[Visual layout annotation data]
----------------

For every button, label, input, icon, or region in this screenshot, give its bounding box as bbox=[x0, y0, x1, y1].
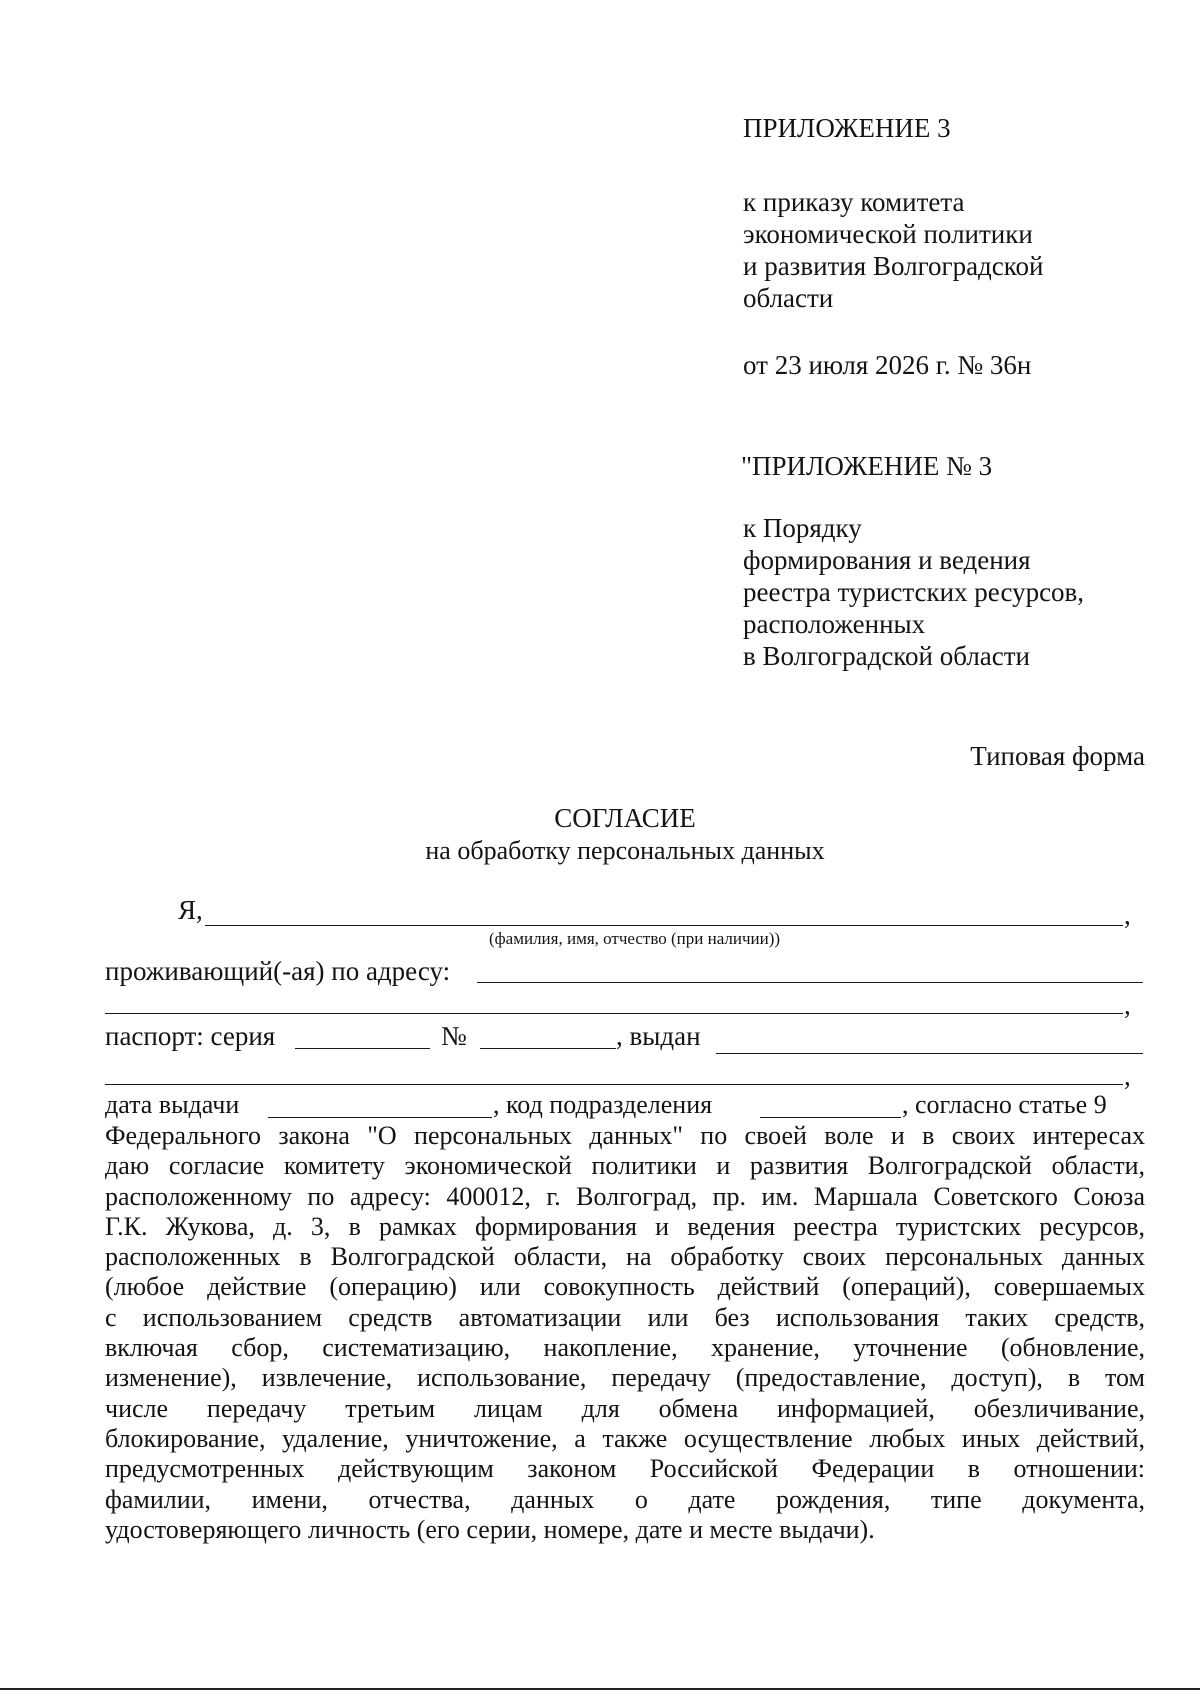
appendix-title: ПРИЛОЖЕНИЕ 3 bbox=[743, 113, 951, 143]
consent-line: Федерального закона "О персональных данных" по своей воле и в своих интересах bbox=[105, 1121, 1145, 1150]
consent-line: расположенных в Волгоградской области, на обработку своих персональных данных bbox=[105, 1242, 1145, 1272]
comma: , bbox=[1124, 1061, 1131, 1091]
issued-by-field[interactable] bbox=[716, 1053, 1143, 1054]
division-code-label: , код подразделения bbox=[493, 1090, 713, 1119]
passport-series-label: паспорт: серия bbox=[105, 1021, 276, 1051]
form-type-label: Типовая форма bbox=[970, 741, 1145, 771]
consent-line: (любое действие (операцию) или совокупность действий (операций), совершаемых bbox=[105, 1272, 1145, 1302]
appendix-order-reference bbox=[743, 186, 1043, 314]
page-bottom-edge bbox=[0, 1688, 1200, 1690]
procedure-reference-line: к Порядку bbox=[743, 513, 862, 543]
passport-series-field[interactable] bbox=[295, 1048, 430, 1049]
order-reference-line: экономической политики bbox=[743, 219, 1033, 249]
consent-line: удостоверяющего личность (его серии, номере, дате и месте выдачи). bbox=[105, 1514, 875, 1544]
issued-by-continuation-field[interactable] bbox=[105, 1084, 1123, 1085]
issue-date-field[interactable] bbox=[268, 1117, 492, 1118]
procedure-reference-line: реестра туристских ресурсов, bbox=[743, 577, 1085, 607]
issue-date-label: дата выдачи bbox=[105, 1090, 240, 1119]
procedure-reference-line: расположенных bbox=[743, 609, 926, 639]
order-date: от 23 июля 2026 г. № 36н bbox=[743, 350, 1032, 380]
order-reference-line: к приказу комитета bbox=[743, 187, 965, 217]
address-continuation-field[interactable] bbox=[105, 1013, 1123, 1014]
consent-line: Г.К. Жукова, д. 3, в рамках формирования и ведения реестра туристских ресурсов, bbox=[105, 1211, 1145, 1241]
consent-line: включая сбор, систематизацию, накопление, хранение, уточнение (обновление, bbox=[105, 1333, 1145, 1363]
issued-by-label: , выдан bbox=[616, 1021, 701, 1051]
i-label: Я, bbox=[178, 895, 203, 925]
order-reference-line: области bbox=[743, 283, 834, 313]
address-field[interactable] bbox=[477, 982, 1143, 983]
address-label: проживающий(-ая) по адресу: bbox=[105, 956, 451, 986]
procedure-reference bbox=[743, 512, 1084, 672]
passport-number-field[interactable] bbox=[480, 1048, 616, 1049]
comma: , bbox=[1124, 990, 1131, 1020]
consent-line: расположенному по адресу: 400012, г. Волгоград, пр. им. Маршала Советского Союза bbox=[105, 1181, 1145, 1211]
per-article-label: , согласно статье 9 bbox=[902, 1090, 1107, 1119]
order-reference-line: и развития Волгоградской bbox=[743, 251, 1044, 281]
consent-line: изменение), извлечение, использование, передачу (предоставление, доступ), в том bbox=[105, 1363, 1145, 1393]
consent-text bbox=[105, 1121, 1145, 1545]
full-name-field[interactable] bbox=[205, 925, 1123, 926]
comma: , bbox=[1124, 900, 1131, 930]
division-code-field[interactable] bbox=[760, 1117, 901, 1118]
procedure-reference-line: в Волгоградской области bbox=[743, 641, 1031, 671]
document-subtitle: на обработку персональных данных bbox=[425, 836, 825, 865]
consent-line: даю согласие комитету экономической политики и развития Волгоградской области, bbox=[105, 1151, 1145, 1181]
procedure-reference-line: формирования и ведения bbox=[743, 545, 1031, 575]
inner-appendix-title: "ПРИЛОЖЕНИЕ № 3 bbox=[741, 451, 993, 481]
full-name-hint: (фамилия, имя, отчество (при наличии)) bbox=[489, 929, 781, 948]
consent-line: с использованием средств автоматизации или без использования таких средств, bbox=[105, 1302, 1145, 1332]
document-title: СОГЛАСИЕ bbox=[554, 803, 696, 833]
consent-line: блокирование, удаление, уничтожение, а также осуществление любых иных действий, bbox=[105, 1423, 1145, 1453]
consent-line: числе передачу третьим лицам для обмена информацией, обезличивание, bbox=[105, 1393, 1145, 1423]
passport-number-label: № bbox=[441, 1021, 467, 1051]
consent-line: фамилии, имени, отчества, данных о дате рождения, типе документа, bbox=[105, 1484, 1145, 1514]
consent-line: предусмотренных действующим законом Российской Федерации в отношении: bbox=[105, 1454, 1145, 1484]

----------------

_Task goal_
Format the listing above as a Markdown table with the columns Number and Entry, giving each line its own numbered row and omitting blank lines. Leave the pictures out.

_Solution for this task_
| Number | Entry |
|---|---|
| 1 | For every button, label, input, icon, or region in this screenshot, give its bounding box as bbox=[x0, y0, x1, y1]. |
| 2 | appendix-title: ПРИЛОЖЕНИЕ 3 bbox=[743, 113, 951, 143] |
| 3 | consent-line: Федерального закона "О персональных данных" по своей воле и в своих интересах bbox=[105, 1121, 1145, 1150] |
| 4 | consent-line: расположенных в Волгоградской области, на обработку своих персональных данных bbox=[105, 1242, 1145, 1272] |
| 5 | comma: , bbox=[1124, 1061, 1131, 1091] |
| 6 | issued-by-field[interactable] bbox=[716, 1053, 1143, 1054] |
| 7 | division-code-label: , код подразделения bbox=[493, 1090, 713, 1119] |
| 8 | passport-series-label: паспорт: серия bbox=[105, 1021, 276, 1051] |
| 9 | form-type-label: Типовая форма bbox=[970, 741, 1145, 771] |
| 10 | consent-line: (любое действие (операцию) или совокупность действий (операций), совершаемых bbox=[105, 1272, 1145, 1302] |
| 11 | appendix-order-reference bbox=[743, 186, 1043, 314] |
| 12 | page-bottom-edge bbox=[0, 1688, 1200, 1690] |
| 13 | procedure-reference-line: к Порядку bbox=[743, 513, 862, 543] |
| 14 | passport-series-field[interactable] bbox=[295, 1048, 430, 1049] |
| 15 | order-reference-line: экономической политики bbox=[743, 219, 1033, 249] |
| 16 | consent-line: удостоверяющего личность (его серии, номере, дате и месте выдачи). bbox=[105, 1514, 875, 1544] |
| 17 | issued-by-continuation-field[interactable] bbox=[105, 1084, 1123, 1085] |
| 18 | issue-date-field[interactable] bbox=[268, 1117, 492, 1118] |
| 19 | procedure-reference-line: реестра туристских ресурсов, bbox=[743, 577, 1085, 607] |
| 20 | issue-date-label: дата выдачи bbox=[105, 1090, 240, 1119] |
| 21 | procedure-reference-line: расположенных bbox=[743, 609, 926, 639] |
| 22 | order-date: от 23 июля 2026 г. № 36н bbox=[743, 350, 1032, 380] |
| 23 | order-reference-line: к приказу комитета bbox=[743, 187, 965, 217] |
| 24 | address-continuation-field[interactable] bbox=[105, 1013, 1123, 1014] |
| 25 | consent-line: Г.К. Жукова, д. 3, в рамках формирования и ведения реестра туристских ресурсов, bbox=[105, 1211, 1145, 1241] |
| 26 | consent-line: включая сбор, систематизацию, накопление, хранение, уточнение (обновление, bbox=[105, 1333, 1145, 1363] |
| 27 | issued-by-label: , выдан bbox=[616, 1021, 701, 1051] |
| 28 | i-label: Я, bbox=[178, 895, 203, 925] |
| 29 | order-reference-line: области bbox=[743, 283, 834, 313] |
| 30 | address-field[interactable] bbox=[477, 982, 1143, 983] |
| 31 | address-label: проживающий(-ая) по адресу: bbox=[105, 956, 451, 986] |
| 32 | procedure-reference bbox=[743, 512, 1084, 672] |
| 33 | passport-number-field[interactable] bbox=[480, 1048, 616, 1049] |
| 34 | comma: , bbox=[1124, 990, 1131, 1020] |
| 35 | consent-line: расположенному по адресу: 400012, г. Волгоград, пр. им. Маршала Советского Союза bbox=[105, 1181, 1145, 1211] |
| 36 | per-article-label: , согласно статье 9 bbox=[902, 1090, 1107, 1119] |
| 37 | order-reference-line: и развития Волгоградской bbox=[743, 251, 1044, 281] |
| 38 | consent-line: изменение), извлечение, использование, передачу (предоставление, доступ), в том bbox=[105, 1363, 1145, 1393] |
| 39 | consent-text bbox=[105, 1121, 1145, 1545] |
| 40 | full-name-field[interactable] bbox=[205, 925, 1123, 926] |
| 41 | comma: , bbox=[1124, 900, 1131, 930] |
| 42 | division-code-field[interactable] bbox=[760, 1117, 901, 1118] |
| 43 | procedure-reference-line: в Волгоградской области bbox=[743, 641, 1031, 671] |
| 44 | document-subtitle: на обработку персональных данных bbox=[425, 836, 825, 865] |
| 45 | consent-line: даю согласие комитету экономической политики и развития Волгоградской области, bbox=[105, 1151, 1145, 1181] |
| 46 | procedure-reference-line: формирования и ведения bbox=[743, 545, 1031, 575] |
| 47 | inner-appendix-title: "ПРИЛОЖЕНИЕ № 3 bbox=[741, 451, 993, 481] |
| 48 | full-name-hint: (фамилия, имя, отчество (при наличии)) bbox=[489, 929, 781, 948] |
| 49 | consent-line: с использованием средств автоматизации или без использования таких средств, bbox=[105, 1302, 1145, 1332] |
| 50 | document-title: СОГЛАСИЕ bbox=[554, 803, 696, 833] |
| 51 | consent-line: блокирование, удаление, уничтожение, а также осуществление любых иных действий, bbox=[105, 1423, 1145, 1453] |
| 52 | consent-line: числе передачу третьим лицам для обмена информацией, обезличивание, bbox=[105, 1393, 1145, 1423] |
| 53 | passport-number-label: № bbox=[441, 1021, 467, 1051] |
| 54 | consent-line: фамилии, имени, отчества, данных о дате рождения, типе документа, bbox=[105, 1484, 1145, 1514] |
| 55 | consent-line: предусмотренных действующим законом Российской Федерации в отношении: bbox=[105, 1454, 1145, 1484] |